EXERCISE: Type out every line below exactly as it reads.

THE INPUT:
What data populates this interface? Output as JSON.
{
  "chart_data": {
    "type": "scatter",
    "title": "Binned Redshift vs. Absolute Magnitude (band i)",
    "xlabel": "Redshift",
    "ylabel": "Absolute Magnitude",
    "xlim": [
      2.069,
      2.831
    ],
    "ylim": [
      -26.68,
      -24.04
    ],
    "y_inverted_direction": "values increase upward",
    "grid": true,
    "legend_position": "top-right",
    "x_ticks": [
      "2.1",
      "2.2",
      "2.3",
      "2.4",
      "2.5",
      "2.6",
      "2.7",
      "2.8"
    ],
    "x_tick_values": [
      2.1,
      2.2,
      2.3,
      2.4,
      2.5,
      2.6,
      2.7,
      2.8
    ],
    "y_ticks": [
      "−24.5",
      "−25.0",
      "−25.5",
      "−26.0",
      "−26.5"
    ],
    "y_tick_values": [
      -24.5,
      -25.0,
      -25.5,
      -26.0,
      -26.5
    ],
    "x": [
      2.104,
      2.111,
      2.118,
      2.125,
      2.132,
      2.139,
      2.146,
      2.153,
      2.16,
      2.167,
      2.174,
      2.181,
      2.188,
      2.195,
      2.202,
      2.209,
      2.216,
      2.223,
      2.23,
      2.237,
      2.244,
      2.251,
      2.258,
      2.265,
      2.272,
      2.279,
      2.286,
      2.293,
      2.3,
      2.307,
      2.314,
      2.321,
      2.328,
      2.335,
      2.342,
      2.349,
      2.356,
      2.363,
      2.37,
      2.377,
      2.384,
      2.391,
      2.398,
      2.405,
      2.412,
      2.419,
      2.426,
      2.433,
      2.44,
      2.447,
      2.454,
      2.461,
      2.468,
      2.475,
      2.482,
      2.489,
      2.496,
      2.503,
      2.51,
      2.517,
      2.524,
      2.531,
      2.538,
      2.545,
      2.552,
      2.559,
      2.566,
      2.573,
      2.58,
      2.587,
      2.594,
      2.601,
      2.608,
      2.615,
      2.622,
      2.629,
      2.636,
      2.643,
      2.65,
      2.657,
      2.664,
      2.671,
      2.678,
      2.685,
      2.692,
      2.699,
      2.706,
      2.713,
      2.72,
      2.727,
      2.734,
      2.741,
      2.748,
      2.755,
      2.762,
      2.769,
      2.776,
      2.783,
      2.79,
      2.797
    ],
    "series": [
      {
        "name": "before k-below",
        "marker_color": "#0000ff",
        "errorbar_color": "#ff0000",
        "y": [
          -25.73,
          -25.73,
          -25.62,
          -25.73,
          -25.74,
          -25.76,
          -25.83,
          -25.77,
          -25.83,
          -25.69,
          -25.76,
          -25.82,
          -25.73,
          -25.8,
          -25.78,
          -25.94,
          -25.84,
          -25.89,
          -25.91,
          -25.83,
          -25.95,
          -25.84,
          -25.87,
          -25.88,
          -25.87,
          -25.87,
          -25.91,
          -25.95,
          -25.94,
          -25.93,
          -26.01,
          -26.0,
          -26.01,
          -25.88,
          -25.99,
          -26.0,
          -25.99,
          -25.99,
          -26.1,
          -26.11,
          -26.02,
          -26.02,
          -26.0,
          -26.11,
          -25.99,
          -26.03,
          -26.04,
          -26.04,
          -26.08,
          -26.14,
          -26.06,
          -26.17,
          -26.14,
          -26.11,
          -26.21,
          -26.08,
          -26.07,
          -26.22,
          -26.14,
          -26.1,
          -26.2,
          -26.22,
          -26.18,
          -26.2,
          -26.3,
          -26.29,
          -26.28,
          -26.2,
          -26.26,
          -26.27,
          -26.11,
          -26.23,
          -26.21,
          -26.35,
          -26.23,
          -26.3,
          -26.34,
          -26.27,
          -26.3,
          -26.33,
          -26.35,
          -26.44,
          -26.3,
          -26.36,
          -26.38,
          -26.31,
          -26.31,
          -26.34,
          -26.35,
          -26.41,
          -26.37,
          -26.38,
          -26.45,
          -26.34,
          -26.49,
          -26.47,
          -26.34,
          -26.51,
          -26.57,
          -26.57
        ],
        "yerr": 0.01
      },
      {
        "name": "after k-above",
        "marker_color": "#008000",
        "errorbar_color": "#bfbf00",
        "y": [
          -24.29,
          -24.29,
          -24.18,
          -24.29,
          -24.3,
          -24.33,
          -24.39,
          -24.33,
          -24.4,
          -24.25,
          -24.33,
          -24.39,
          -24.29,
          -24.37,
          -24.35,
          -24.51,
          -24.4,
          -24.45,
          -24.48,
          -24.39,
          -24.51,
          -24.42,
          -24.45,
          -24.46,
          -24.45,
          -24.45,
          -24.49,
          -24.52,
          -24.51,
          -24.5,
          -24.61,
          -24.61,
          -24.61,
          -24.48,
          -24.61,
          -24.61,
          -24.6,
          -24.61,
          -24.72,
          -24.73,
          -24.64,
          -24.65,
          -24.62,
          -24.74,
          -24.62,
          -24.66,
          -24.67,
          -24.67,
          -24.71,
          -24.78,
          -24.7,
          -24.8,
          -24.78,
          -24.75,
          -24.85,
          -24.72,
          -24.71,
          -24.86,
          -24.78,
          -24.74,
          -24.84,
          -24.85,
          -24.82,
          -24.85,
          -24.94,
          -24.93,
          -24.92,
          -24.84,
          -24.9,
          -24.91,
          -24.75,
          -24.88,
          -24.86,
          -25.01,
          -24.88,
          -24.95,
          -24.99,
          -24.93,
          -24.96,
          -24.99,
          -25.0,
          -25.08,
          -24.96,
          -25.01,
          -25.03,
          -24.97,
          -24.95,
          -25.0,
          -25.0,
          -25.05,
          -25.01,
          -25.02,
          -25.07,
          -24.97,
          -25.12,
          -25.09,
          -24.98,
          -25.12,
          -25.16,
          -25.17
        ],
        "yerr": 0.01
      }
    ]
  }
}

SOLUTION TO THIS PROBLEM:
What data populates this interface? Output as JSON.
{
  "chart_data": {
    "type": "scatter",
    "title": "Binned Redshift vs. Absolute Magnitude (band i)",
    "xlabel": "Redshift",
    "ylabel": "Absolute Magnitude",
    "xlim": [
      2.069,
      2.831
    ],
    "ylim": [
      -26.68,
      -24.04
    ],
    "y_inverted_direction": "values increase upward",
    "grid": true,
    "legend_position": "top-right",
    "x_ticks": [
      "2.1",
      "2.2",
      "2.3",
      "2.4",
      "2.5",
      "2.6",
      "2.7",
      "2.8"
    ],
    "x_tick_values": [
      2.1,
      2.2,
      2.3,
      2.4,
      2.5,
      2.6,
      2.7,
      2.8
    ],
    "y_ticks": [
      "−24.5",
      "−25.0",
      "−25.5",
      "−26.0",
      "−26.5"
    ],
    "y_tick_values": [
      -24.5,
      -25.0,
      -25.5,
      -26.0,
      -26.5
    ],
    "x": [
      2.104,
      2.111,
      2.118,
      2.125,
      2.132,
      2.139,
      2.146,
      2.153,
      2.16,
      2.167,
      2.174,
      2.181,
      2.188,
      2.195,
      2.202,
      2.209,
      2.216,
      2.223,
      2.23,
      2.237,
      2.244,
      2.251,
      2.258,
      2.265,
      2.272,
      2.279,
      2.286,
      2.293,
      2.3,
      2.307,
      2.314,
      2.321,
      2.328,
      2.335,
      2.342,
      2.349,
      2.356,
      2.363,
      2.37,
      2.377,
      2.384,
      2.391,
      2.398,
      2.405,
      2.412,
      2.419,
      2.426,
      2.433,
      2.44,
      2.447,
      2.454,
      2.461,
      2.468,
      2.475,
      2.482,
      2.489,
      2.496,
      2.503,
      2.51,
      2.517,
      2.524,
      2.531,
      2.538,
      2.545,
      2.552,
      2.559,
      2.566,
      2.573,
      2.58,
      2.587,
      2.594,
      2.601,
      2.608,
      2.615,
      2.622,
      2.629,
      2.636,
      2.643,
      2.65,
      2.657,
      2.664,
      2.671,
      2.678,
      2.685,
      2.692,
      2.699,
      2.706,
      2.713,
      2.72,
      2.727,
      2.734,
      2.741,
      2.748,
      2.755,
      2.762,
      2.769,
      2.776,
      2.783,
      2.79,
      2.797
    ],
    "series": [
      {
        "name": "before k-below",
        "marker_color": "#0000ff",
        "errorbar_color": "#ff0000",
        "y": [
          -25.73,
          -25.73,
          -25.62,
          -25.73,
          -25.74,
          -25.76,
          -25.83,
          -25.77,
          -25.83,
          -25.69,
          -25.76,
          -25.82,
          -25.73,
          -25.8,
          -25.78,
          -25.94,
          -25.84,
          -25.89,
          -25.91,
          -25.83,
          -25.95,
          -25.84,
          -25.87,
          -25.88,
          -25.87,
          -25.87,
          -25.91,
          -25.95,
          -25.94,
          -25.93,
          -26.01,
          -26.0,
          -26.01,
          -25.88,
          -25.99,
          -26.0,
          -25.99,
          -25.99,
          -26.1,
          -26.11,
          -26.02,
          -26.02,
          -26.0,
          -26.11,
          -25.99,
          -26.03,
          -26.04,
          -26.04,
          -26.08,
          -26.14,
          -26.06,
          -26.17,
          -26.14,
          -26.11,
          -26.21,
          -26.08,
          -26.07,
          -26.22,
          -26.14,
          -26.1,
          -26.2,
          -26.22,
          -26.18,
          -26.2,
          -26.3,
          -26.29,
          -26.28,
          -26.2,
          -26.26,
          -26.27,
          -26.11,
          -26.23,
          -26.21,
          -26.35,
          -26.23,
          -26.3,
          -26.34,
          -26.27,
          -26.3,
          -26.33,
          -26.35,
          -26.44,
          -26.3,
          -26.36,
          -26.38,
          -26.31,
          -26.31,
          -26.34,
          -26.35,
          -26.41,
          -26.37,
          -26.38,
          -26.45,
          -26.34,
          -26.49,
          -26.47,
          -26.34,
          -26.51,
          -26.57,
          -26.57
        ],
        "yerr": 0.01
      },
      {
        "name": "after k-above",
        "marker_color": "#008000",
        "errorbar_color": "#bfbf00",
        "y": [
          -24.29,
          -24.29,
          -24.18,
          -24.29,
          -24.3,
          -24.33,
          -24.39,
          -24.33,
          -24.4,
          -24.25,
          -24.33,
          -24.39,
          -24.29,
          -24.37,
          -24.35,
          -24.51,
          -24.4,
          -24.45,
          -24.48,
          -24.39,
          -24.51,
          -24.42,
          -24.45,
          -24.46,
          -24.45,
          -24.45,
          -24.49,
          -24.52,
          -24.51,
          -24.5,
          -24.61,
          -24.61,
          -24.61,
          -24.48,
          -24.61,
          -24.61,
          -24.6,
          -24.61,
          -24.72,
          -24.73,
          -24.64,
          -24.65,
          -24.62,
          -24.74,
          -24.62,
          -24.66,
          -24.67,
          -24.67,
          -24.71,
          -24.78,
          -24.7,
          -24.8,
          -24.78,
          -24.75,
          -24.85,
          -24.72,
          -24.71,
          -24.86,
          -24.78,
          -24.74,
          -24.84,
          -24.85,
          -24.82,
          -24.85,
          -24.94,
          -24.93,
          -24.92,
          -24.84,
          -24.9,
          -24.91,
          -24.75,
          -24.88,
          -24.86,
          -25.01,
          -24.88,
          -24.95,
          -24.99,
          -24.93,
          -24.96,
          -24.99,
          -25.0,
          -25.08,
          -24.96,
          -25.01,
          -25.03,
          -24.97,
          -24.95,
          -25.0,
          -25.0,
          -25.05,
          -25.01,
          -25.02,
          -25.07,
          -24.97,
          -25.12,
          -25.09,
          -24.98,
          -25.12,
          -25.16,
          -25.17
        ],
        "yerr": 0.01
      }
    ]
  }
}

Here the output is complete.